DATA FOR PROCESSING:
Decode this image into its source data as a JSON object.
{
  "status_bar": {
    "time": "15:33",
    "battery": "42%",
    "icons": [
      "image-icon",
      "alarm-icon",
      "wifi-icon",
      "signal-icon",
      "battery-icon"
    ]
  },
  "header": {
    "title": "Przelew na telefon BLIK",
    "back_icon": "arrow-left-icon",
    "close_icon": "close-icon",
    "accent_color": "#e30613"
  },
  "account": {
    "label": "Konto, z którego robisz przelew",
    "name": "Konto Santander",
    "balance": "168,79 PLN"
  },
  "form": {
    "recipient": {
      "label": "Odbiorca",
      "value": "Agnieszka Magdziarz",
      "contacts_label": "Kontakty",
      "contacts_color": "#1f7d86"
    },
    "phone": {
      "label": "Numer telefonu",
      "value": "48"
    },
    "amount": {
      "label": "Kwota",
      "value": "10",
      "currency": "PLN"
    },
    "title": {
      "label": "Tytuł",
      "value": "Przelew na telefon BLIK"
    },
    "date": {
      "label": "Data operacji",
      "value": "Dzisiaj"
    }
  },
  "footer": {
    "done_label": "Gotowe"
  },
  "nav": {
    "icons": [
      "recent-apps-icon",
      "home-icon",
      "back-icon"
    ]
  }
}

* * *

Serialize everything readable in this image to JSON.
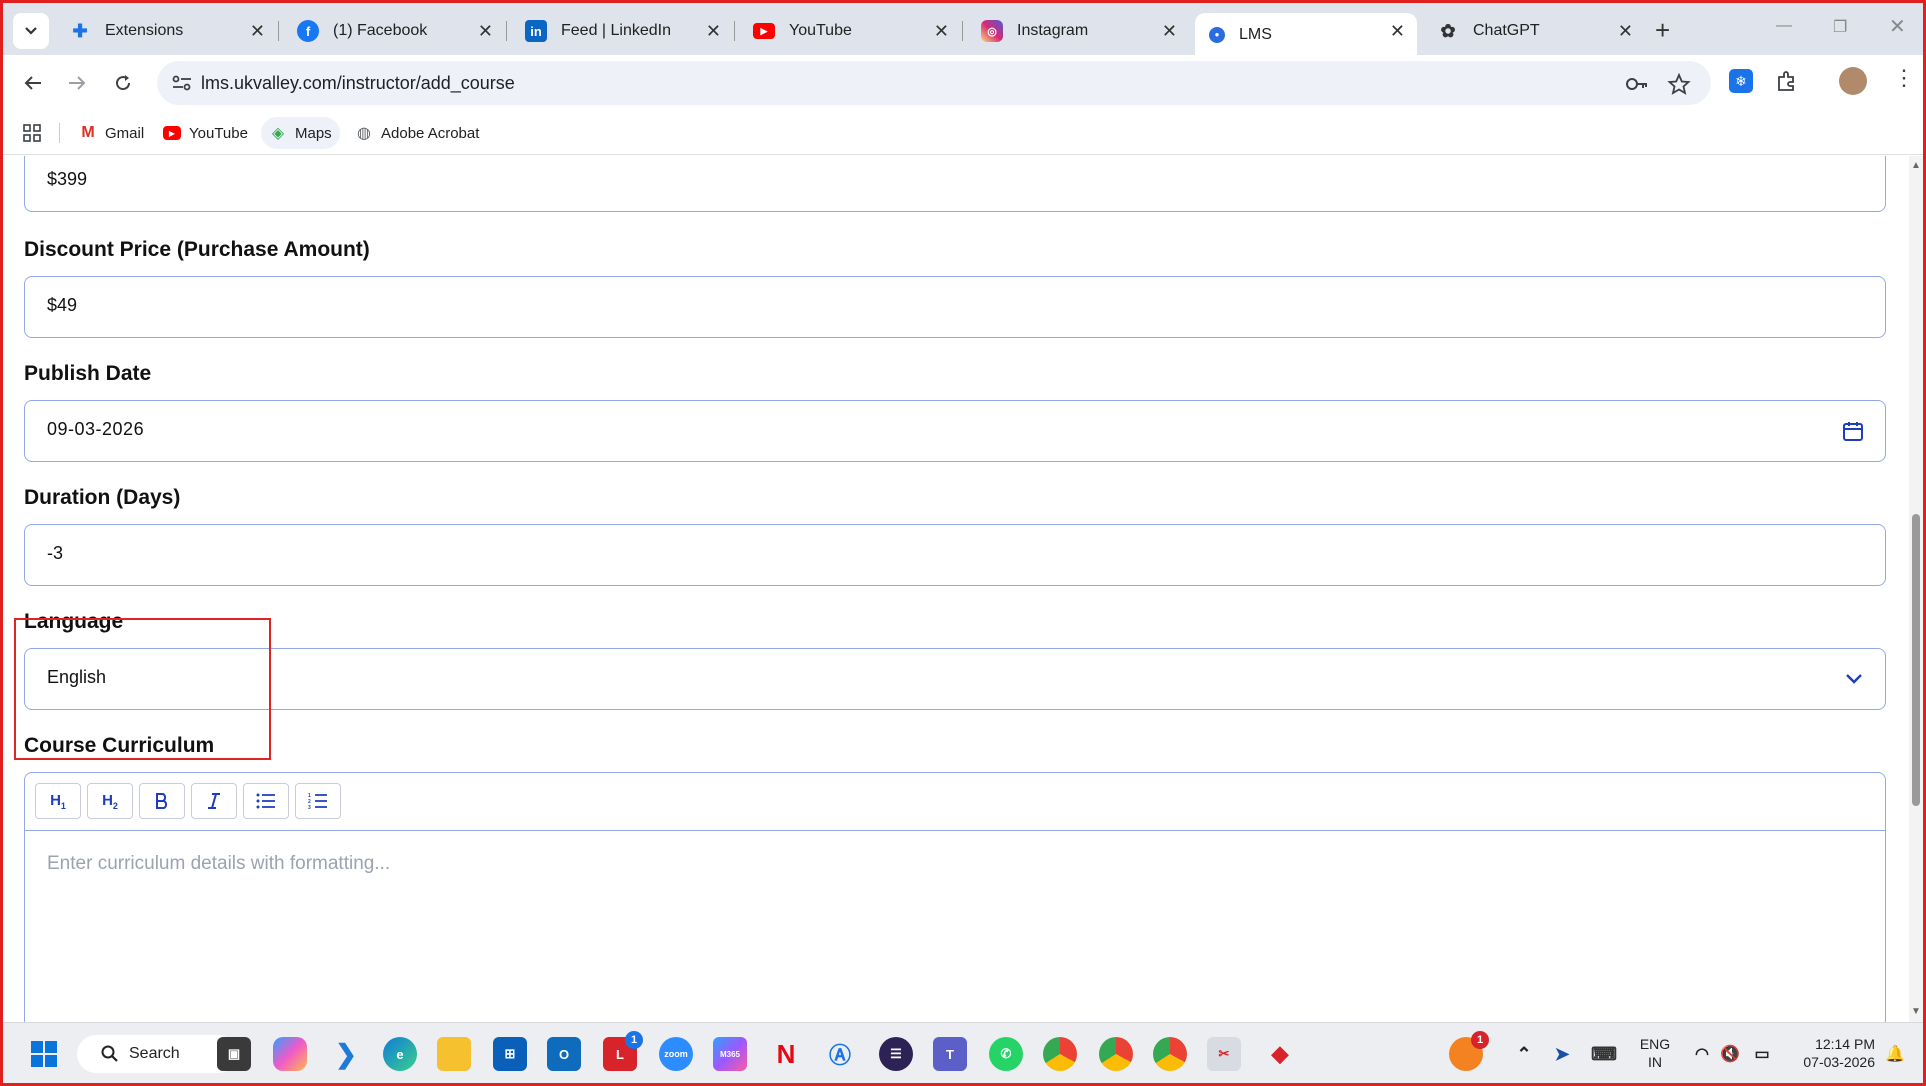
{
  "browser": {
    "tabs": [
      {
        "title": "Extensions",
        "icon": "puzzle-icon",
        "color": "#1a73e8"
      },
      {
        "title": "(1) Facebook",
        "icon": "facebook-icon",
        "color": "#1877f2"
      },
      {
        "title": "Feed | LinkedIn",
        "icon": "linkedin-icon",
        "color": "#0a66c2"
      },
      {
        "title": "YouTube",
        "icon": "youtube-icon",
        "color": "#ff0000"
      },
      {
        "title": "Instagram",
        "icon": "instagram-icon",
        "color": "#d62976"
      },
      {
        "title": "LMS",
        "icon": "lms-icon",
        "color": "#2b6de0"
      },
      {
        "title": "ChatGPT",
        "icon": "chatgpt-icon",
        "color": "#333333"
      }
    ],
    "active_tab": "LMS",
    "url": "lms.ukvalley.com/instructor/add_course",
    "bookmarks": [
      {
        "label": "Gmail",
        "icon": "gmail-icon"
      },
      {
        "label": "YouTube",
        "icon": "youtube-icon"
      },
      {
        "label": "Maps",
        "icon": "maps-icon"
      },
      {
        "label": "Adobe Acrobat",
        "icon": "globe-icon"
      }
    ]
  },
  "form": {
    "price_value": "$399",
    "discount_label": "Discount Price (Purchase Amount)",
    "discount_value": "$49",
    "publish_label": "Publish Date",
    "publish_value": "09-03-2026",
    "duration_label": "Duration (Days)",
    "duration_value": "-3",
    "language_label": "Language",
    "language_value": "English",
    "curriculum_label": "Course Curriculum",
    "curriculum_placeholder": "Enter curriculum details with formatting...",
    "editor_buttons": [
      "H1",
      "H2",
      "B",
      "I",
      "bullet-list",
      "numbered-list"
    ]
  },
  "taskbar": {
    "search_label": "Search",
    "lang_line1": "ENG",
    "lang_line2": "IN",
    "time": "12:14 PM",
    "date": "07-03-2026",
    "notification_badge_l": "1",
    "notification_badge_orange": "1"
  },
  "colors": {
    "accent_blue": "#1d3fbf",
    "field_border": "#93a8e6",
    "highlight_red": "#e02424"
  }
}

TASK STATEMENT:
Find each line that has the word "JSON", then copy it out.

SOLVED PROBLEM:
Decode this image into its source data as a JSON object.
Serialize everything readable in this image to JSON.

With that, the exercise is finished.